* **OBJECTIVE**
An exact reproduction of the records is required, with all images left out.

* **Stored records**
§ §

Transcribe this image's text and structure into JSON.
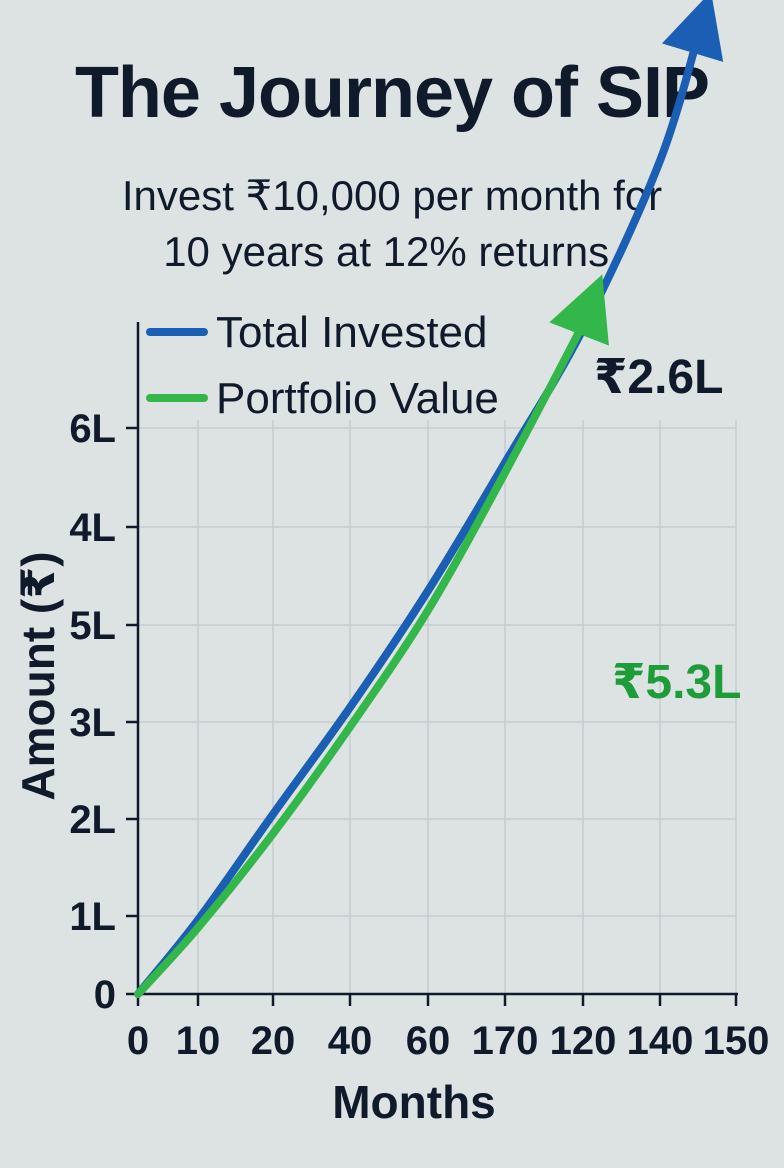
{
  "title": "The Journey of SIP",
  "subtitle_line1": "Invest ₹10,000 per month for",
  "subtitle_line2": "10 years at 12% returns.",
  "colors": {
    "total_invested": "#1a5fb4",
    "portfolio_value": "#33b64a",
    "annotation_green": "#1e9c3a",
    "text": "#0f1a2b",
    "grid": "#c3ccd2"
  },
  "chart_data": {
    "type": "line",
    "title": "The Journey of SIP",
    "xlabel": "Months",
    "ylabel": "Amount (₹)",
    "x_tick_labels": [
      "0",
      "10",
      "20",
      "40",
      "60",
      "170",
      "120",
      "140",
      "150"
    ],
    "y_tick_labels": [
      "0",
      "1L",
      "2L",
      "3L",
      "5L",
      "4L",
      "6L"
    ],
    "grid": true,
    "legend_position": "top-left",
    "series": [
      {
        "name": "Total Invested",
        "color": "#1a5fb4",
        "x_index": [
          0,
          1,
          2,
          3,
          4,
          5,
          6,
          7,
          7.55
        ],
        "y_index": [
          0,
          0.95,
          2.05,
          3.15,
          4.35,
          5.65,
          7.0,
          8.7,
          10.1
        ]
      },
      {
        "name": "Portfolio Value",
        "color": "#33b64a",
        "x_index": [
          0,
          1,
          2,
          3,
          4,
          5,
          6,
          6.1
        ],
        "y_index": [
          0,
          0.85,
          1.85,
          2.95,
          4.15,
          5.55,
          7.05,
          7.25
        ]
      }
    ],
    "annotations": [
      {
        "text": "₹2.6L",
        "series": "Total Invested",
        "color": "#0f1a2b"
      },
      {
        "text": "₹5.3L",
        "series": "Portfolio Value",
        "color": "#1e9c3a"
      }
    ]
  }
}
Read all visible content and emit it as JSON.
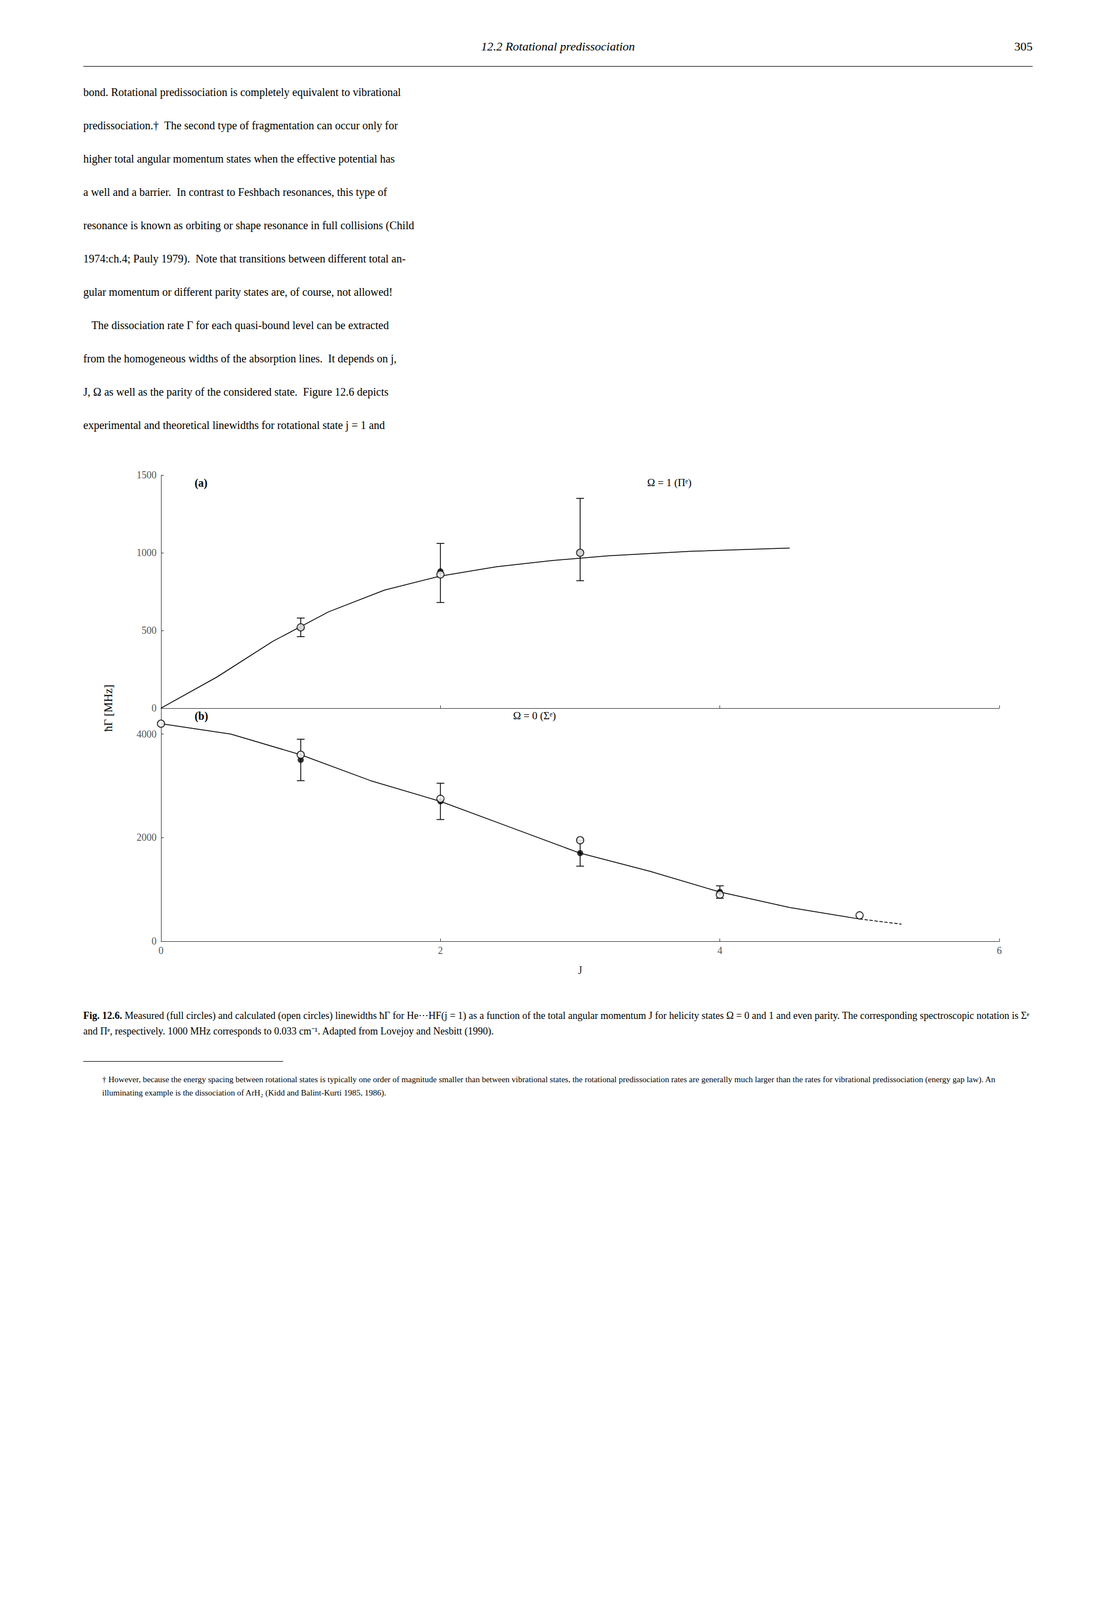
{
  "header": {
    "title": "12.2  Rotational predissociation",
    "page_number": "305"
  },
  "body_lines": [
    "bond. Rotational predissociation is completely equivalent to vibrational",
    "predissociation.†  The second type of fragmentation can occur only for",
    "higher total angular momentum states when the effective potential has",
    "a well and a barrier.  In contrast to Feshbach resonances, this type of",
    "resonance is known as orbiting or shape resonance in full collisions (Child",
    "1974:ch.4; Pauly 1979).  Note that transitions between different total an-",
    "gular momentum or different parity states are, of course, not allowed!",
    "   The dissociation rate Γ for each quasi-bound level can be extracted",
    "from the homogeneous widths of the absorption lines.  It depends on j,",
    "J, Ω as well as the parity of the considered state.  Figure 12.6 depicts",
    "experimental and theoretical linewidths for rotational state j = 1 and"
  ],
  "chart_data": [
    {
      "type": "line",
      "annotations": [
        "(a)",
        "Ω = 1 (Πᵉ)"
      ],
      "ylabel": "ħΓ [MHz]",
      "xlim": [
        0,
        6
      ],
      "xticks": [
        0,
        2,
        4,
        6
      ],
      "ylim": [
        0,
        1500
      ],
      "yticks": [
        0,
        500,
        1000,
        1500
      ],
      "grid": false,
      "tick_labels": "y",
      "series": [
        {
          "type": "line",
          "line_style": "solid",
          "color": "#000000",
          "x": [
            0.0,
            0.4,
            0.8,
            1.2,
            1.6,
            2.0,
            2.4,
            2.8,
            3.2,
            3.8,
            4.5
          ],
          "values": [
            0,
            200,
            430,
            620,
            760,
            850,
            910,
            950,
            980,
            1010,
            1030
          ]
        },
        {
          "type": "scatter",
          "marker": "filled_circle",
          "color": "#000000",
          "x": [
            1,
            2,
            3
          ],
          "values": [
            520,
            880,
            1000
          ],
          "yerr_lo": [
            60,
            200,
            180
          ],
          "yerr_hi": [
            60,
            180,
            350
          ]
        },
        {
          "type": "scatter",
          "marker": "open_circle",
          "color": "#000000",
          "x": [
            1,
            2,
            3
          ],
          "values": [
            520,
            860,
            1000
          ]
        }
      ]
    },
    {
      "type": "line",
      "annotations": [
        "(b)",
        "Ω = 0 (Σᵉ)"
      ],
      "xlabel": "J",
      "xlim": [
        0,
        6
      ],
      "xticks": [
        0,
        2,
        4,
        6
      ],
      "ylim": [
        0,
        4500
      ],
      "yticks": [
        0,
        2000,
        4000
      ],
      "grid": false,
      "series": [
        {
          "type": "line",
          "line_style": "solid",
          "color": "#000000",
          "x": [
            0.0,
            0.5,
            1.0,
            1.5,
            2.0,
            2.5,
            3.0,
            3.5,
            4.0,
            4.5,
            5.0
          ],
          "values": [
            4200,
            4000,
            3600,
            3100,
            2700,
            2200,
            1700,
            1350,
            950,
            650,
            430
          ]
        },
        {
          "type": "line",
          "line_style": "dashed",
          "color": "#000000",
          "x": [
            5.0,
            5.3
          ],
          "values": [
            430,
            330
          ]
        },
        {
          "type": "scatter",
          "marker": "filled_circle",
          "color": "#000000",
          "x": [
            1,
            2,
            3,
            4
          ],
          "values": [
            3500,
            2700,
            1700,
            950
          ],
          "yerr_lo": [
            400,
            350,
            250,
            120
          ],
          "yerr_hi": [
            400,
            350,
            250,
            120
          ]
        },
        {
          "type": "scatter",
          "marker": "open_circle",
          "color": "#000000",
          "x": [
            0,
            1,
            2,
            3,
            4,
            5
          ],
          "values": [
            4200,
            3600,
            2750,
            1950,
            900,
            500
          ]
        }
      ]
    }
  ],
  "caption": {
    "bold": "Fig. 12.6.",
    "text": "  Measured (full circles) and calculated (open circles) linewidths ħΓ for He···HF(j = 1) as a function of the total angular momentum J for helicity states Ω = 0 and 1 and even parity.  The corresponding spectroscopic notation is Σᵉ and Πᵉ, respectively.  1000 MHz corresponds to 0.033 cm⁻¹.  Adapted from Lovejoy and Nesbitt (1990)."
  },
  "footnote": "† However, because the energy spacing between rotational states is typically one order of magnitude smaller than between vibrational states, the rotational predissociation rates are generally much larger than the rates for vibrational predissociation (energy gap law).  An illuminating example is the dissociation of  ArH₂ (Kidd and Balint-Kurti 1985, 1986)."
}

§ §

* **CORRECT RESULT**
Transcribe this image's text and structure into JSON.
{
  "title": "The Journey of SIP",
  "subtitle_line1": "Invest ₹10,000 per month for",
  "subtitle_line2": "10 years at 12% returns.",
  "colors": {
    "total_invested": "#1a5fb4",
    "portfolio_value": "#33b64a",
    "annotation_green": "#1e9c3a",
    "text": "#0f1a2b",
    "grid": "#c3ccd2"
  },
  "chart_data": {
    "type": "line",
    "title": "The Journey of SIP",
    "xlabel": "Months",
    "ylabel": "Amount (₹)",
    "x_tick_labels": [
      "0",
      "10",
      "20",
      "40",
      "60",
      "170",
      "120",
      "140",
      "150"
    ],
    "y_tick_labels": [
      "0",
      "1L",
      "2L",
      "3L",
      "5L",
      "4L",
      "6L"
    ],
    "grid": true,
    "legend_position": "top-left",
    "series": [
      {
        "name": "Total Invested",
        "color": "#1a5fb4",
        "x_index": [
          0,
          1,
          2,
          3,
          4,
          5,
          6,
          7,
          7.55
        ],
        "y_index": [
          0,
          0.95,
          2.05,
          3.15,
          4.35,
          5.65,
          7.0,
          8.7,
          10.1
        ]
      },
      {
        "name": "Portfolio Value",
        "color": "#33b64a",
        "x_index": [
          0,
          1,
          2,
          3,
          4,
          5,
          6,
          6.1
        ],
        "y_index": [
          0,
          0.85,
          1.85,
          2.95,
          4.15,
          5.55,
          7.05,
          7.25
        ]
      }
    ],
    "annotations": [
      {
        "text": "₹2.6L",
        "series": "Total Invested",
        "color": "#0f1a2b"
      },
      {
        "text": "₹5.3L",
        "series": "Portfolio Value",
        "color": "#1e9c3a"
      }
    ]
  }
}
Read all visible content and emit it as JSON.
{
  "header": {
    "title": "12.2  Rotational predissociation",
    "page_number": "305"
  },
  "body_lines": [
    "bond. Rotational predissociation is completely equivalent to vibrational",
    "predissociation.†  The second type of fragmentation can occur only for",
    "higher total angular momentum states when the effective potential has",
    "a well and a barrier.  In contrast to Feshbach resonances, this type of",
    "resonance is known as orbiting or shape resonance in full collisions (Child",
    "1974:ch.4; Pauly 1979).  Note that transitions between different total an-",
    "gular momentum or different parity states are, of course, not allowed!",
    "   The dissociation rate Γ for each quasi-bound level can be extracted",
    "from the homogeneous widths of the absorption lines.  It depends on j,",
    "J, Ω as well as the parity of the considered state.  Figure 12.6 depicts",
    "experimental and theoretical linewidths for rotational state j = 1 and"
  ],
  "chart_data": [
    {
      "type": "line",
      "annotations": [
        "(a)",
        "Ω = 1 (Πᵉ)"
      ],
      "ylabel": "ħΓ [MHz]",
      "xlim": [
        0,
        6
      ],
      "xticks": [
        0,
        2,
        4,
        6
      ],
      "ylim": [
        0,
        1500
      ],
      "yticks": [
        0,
        500,
        1000,
        1500
      ],
      "grid": false,
      "tick_labels": "y",
      "series": [
        {
          "type": "line",
          "line_style": "solid",
          "color": "#000000",
          "x": [
            0.0,
            0.4,
            0.8,
            1.2,
            1.6,
            2.0,
            2.4,
            2.8,
            3.2,
            3.8,
            4.5
          ],
          "values": [
            0,
            200,
            430,
            620,
            760,
            850,
            910,
            950,
            980,
            1010,
            1030
          ]
        },
        {
          "type": "scatter",
          "marker": "filled_circle",
          "color": "#000000",
          "x": [
            1,
            2,
            3
          ],
          "values": [
            520,
            880,
            1000
          ],
          "yerr_lo": [
            60,
            200,
            180
          ],
          "yerr_hi": [
            60,
            180,
            350
          ]
        },
        {
          "type": "scatter",
          "marker": "open_circle",
          "color": "#000000",
          "x": [
            1,
            2,
            3
          ],
          "values": [
            520,
            860,
            1000
          ]
        }
      ]
    },
    {
      "type": "line",
      "annotations": [
        "(b)",
        "Ω = 0 (Σᵉ)"
      ],
      "xlabel": "J",
      "xlim": [
        0,
        6
      ],
      "xticks": [
        0,
        2,
        4,
        6
      ],
      "ylim": [
        0,
        4500
      ],
      "yticks": [
        0,
        2000,
        4000
      ],
      "grid": false,
      "series": [
        {
          "type": "line",
          "line_style": "solid",
          "color": "#000000",
          "x": [
            0.0,
            0.5,
            1.0,
            1.5,
            2.0,
            2.5,
            3.0,
            3.5,
            4.0,
            4.5,
            5.0
          ],
          "values": [
            4200,
            4000,
            3600,
            3100,
            2700,
            2200,
            1700,
            1350,
            950,
            650,
            430
          ]
        },
        {
          "type": "line",
          "line_style": "dashed",
          "color": "#000000",
          "x": [
            5.0,
            5.3
          ],
          "values": [
            430,
            330
          ]
        },
        {
          "type": "scatter",
          "marker": "filled_circle",
          "color": "#000000",
          "x": [
            1,
            2,
            3,
            4
          ],
          "values": [
            3500,
            2700,
            1700,
            950
          ],
          "yerr_lo": [
            400,
            350,
            250,
            120
          ],
          "yerr_hi": [
            400,
            350,
            250,
            120
          ]
        },
        {
          "type": "scatter",
          "marker": "open_circle",
          "color": "#000000",
          "x": [
            0,
            1,
            2,
            3,
            4,
            5
          ],
          "values": [
            4200,
            3600,
            2750,
            1950,
            900,
            500
          ]
        }
      ]
    }
  ],
  "caption": {
    "bold": "Fig. 12.6.",
    "text": "  Measured (full circles) and calculated (open circles) linewidths ħΓ for He···HF(j = 1) as a function of the total angular momentum J for helicity states Ω = 0 and 1 and even parity.  The corresponding spectroscopic notation is Σᵉ and Πᵉ, respectively.  1000 MHz corresponds to 0.033 cm⁻¹.  Adapted from Lovejoy and Nesbitt (1990)."
  },
  "footnote": "† However, because the energy spacing between rotational states is typically one order of magnitude smaller than between vibrational states, the rotational predissociation rates are generally much larger than the rates for vibrational predissociation (energy gap law).  An illuminating example is the dissociation of  ArH₂ (Kidd and Balint-Kurti 1985, 1986)."
}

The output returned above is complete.